TASK PROMPT:
Please give the listing again, word for word, with nothing left out.
[START OF DATA PROVIDED]
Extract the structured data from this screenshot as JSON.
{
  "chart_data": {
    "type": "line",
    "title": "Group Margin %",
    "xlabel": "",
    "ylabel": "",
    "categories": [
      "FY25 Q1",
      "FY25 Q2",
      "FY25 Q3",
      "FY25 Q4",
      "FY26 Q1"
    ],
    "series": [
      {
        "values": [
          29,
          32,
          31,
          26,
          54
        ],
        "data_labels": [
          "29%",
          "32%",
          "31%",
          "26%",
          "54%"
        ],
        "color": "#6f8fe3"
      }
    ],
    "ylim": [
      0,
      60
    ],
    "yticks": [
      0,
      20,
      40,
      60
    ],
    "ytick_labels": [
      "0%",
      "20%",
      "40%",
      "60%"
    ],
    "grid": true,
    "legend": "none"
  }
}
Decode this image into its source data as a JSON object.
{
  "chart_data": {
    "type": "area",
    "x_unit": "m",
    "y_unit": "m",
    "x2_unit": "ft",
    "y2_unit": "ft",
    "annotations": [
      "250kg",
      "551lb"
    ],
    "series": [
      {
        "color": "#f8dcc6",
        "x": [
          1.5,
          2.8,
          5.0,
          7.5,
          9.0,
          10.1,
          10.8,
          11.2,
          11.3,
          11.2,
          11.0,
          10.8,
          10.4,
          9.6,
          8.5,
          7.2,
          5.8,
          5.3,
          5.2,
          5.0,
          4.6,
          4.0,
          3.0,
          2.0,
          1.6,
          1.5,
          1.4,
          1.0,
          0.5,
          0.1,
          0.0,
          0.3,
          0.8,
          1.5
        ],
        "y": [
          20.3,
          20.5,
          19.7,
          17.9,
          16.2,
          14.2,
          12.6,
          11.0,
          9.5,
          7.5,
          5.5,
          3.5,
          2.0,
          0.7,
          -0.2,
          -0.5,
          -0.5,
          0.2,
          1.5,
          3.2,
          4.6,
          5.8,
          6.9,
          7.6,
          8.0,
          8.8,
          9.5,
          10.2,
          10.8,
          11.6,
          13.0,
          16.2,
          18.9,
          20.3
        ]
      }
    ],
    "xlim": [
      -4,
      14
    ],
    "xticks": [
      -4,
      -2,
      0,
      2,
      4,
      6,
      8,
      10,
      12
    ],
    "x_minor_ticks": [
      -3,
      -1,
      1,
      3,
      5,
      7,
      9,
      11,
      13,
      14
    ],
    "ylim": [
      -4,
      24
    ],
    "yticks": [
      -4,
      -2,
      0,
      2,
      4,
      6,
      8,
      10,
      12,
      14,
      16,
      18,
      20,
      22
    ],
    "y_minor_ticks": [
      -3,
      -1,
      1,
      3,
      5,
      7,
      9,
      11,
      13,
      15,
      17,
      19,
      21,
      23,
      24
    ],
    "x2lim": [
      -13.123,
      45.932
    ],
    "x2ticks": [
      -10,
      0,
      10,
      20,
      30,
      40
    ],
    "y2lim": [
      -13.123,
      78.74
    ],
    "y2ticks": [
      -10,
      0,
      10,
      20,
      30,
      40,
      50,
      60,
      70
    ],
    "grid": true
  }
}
[END OF DATA PROVIDED]
RESPONSE TO THE EXERCISE:
Extract the structured data from this screenshot as JSON.
{
  "chart_data": {
    "type": "line",
    "title": "Group Margin %",
    "xlabel": "",
    "ylabel": "",
    "categories": [
      "FY25 Q1",
      "FY25 Q2",
      "FY25 Q3",
      "FY25 Q4",
      "FY26 Q1"
    ],
    "series": [
      {
        "values": [
          29,
          32,
          31,
          26,
          54
        ],
        "data_labels": [
          "29%",
          "32%",
          "31%",
          "26%",
          "54%"
        ],
        "color": "#6f8fe3"
      }
    ],
    "ylim": [
      0,
      60
    ],
    "yticks": [
      0,
      20,
      40,
      60
    ],
    "ytick_labels": [
      "0%",
      "20%",
      "40%",
      "60%"
    ],
    "grid": true,
    "legend": "none"
  }
}
Decode this image into its source data as a JSON object.
{
  "chart_data": {
    "type": "area",
    "x_unit": "m",
    "y_unit": "m",
    "x2_unit": "ft",
    "y2_unit": "ft",
    "annotations": [
      "250kg",
      "551lb"
    ],
    "series": [
      {
        "color": "#f8dcc6",
        "x": [
          1.5,
          2.8,
          5.0,
          7.5,
          9.0,
          10.1,
          10.8,
          11.2,
          11.3,
          11.2,
          11.0,
          10.8,
          10.4,
          9.6,
          8.5,
          7.2,
          5.8,
          5.3,
          5.2,
          5.0,
          4.6,
          4.0,
          3.0,
          2.0,
          1.6,
          1.5,
          1.4,
          1.0,
          0.5,
          0.1,
          0.0,
          0.3,
          0.8,
          1.5
        ],
        "y": [
          20.3,
          20.5,
          19.7,
          17.9,
          16.2,
          14.2,
          12.6,
          11.0,
          9.5,
          7.5,
          5.5,
          3.5,
          2.0,
          0.7,
          -0.2,
          -0.5,
          -0.5,
          0.2,
          1.5,
          3.2,
          4.6,
          5.8,
          6.9,
          7.6,
          8.0,
          8.8,
          9.5,
          10.2,
          10.8,
          11.6,
          13.0,
          16.2,
          18.9,
          20.3
        ]
      }
    ],
    "xlim": [
      -4,
      14
    ],
    "xticks": [
      -4,
      -2,
      0,
      2,
      4,
      6,
      8,
      10,
      12
    ],
    "x_minor_ticks": [
      -3,
      -1,
      1,
      3,
      5,
      7,
      9,
      11,
      13,
      14
    ],
    "ylim": [
      -4,
      24
    ],
    "yticks": [
      -4,
      -2,
      0,
      2,
      4,
      6,
      8,
      10,
      12,
      14,
      16,
      18,
      20,
      22
    ],
    "y_minor_ticks": [
      -3,
      -1,
      1,
      3,
      5,
      7,
      9,
      11,
      13,
      15,
      17,
      19,
      21,
      23,
      24
    ],
    "x2lim": [
      -13.123,
      45.932
    ],
    "x2ticks": [
      -10,
      0,
      10,
      20,
      30,
      40
    ],
    "y2lim": [
      -13.123,
      78.74
    ],
    "y2ticks": [
      -10,
      0,
      10,
      20,
      30,
      40,
      50,
      60,
      70
    ],
    "grid": true
  }
}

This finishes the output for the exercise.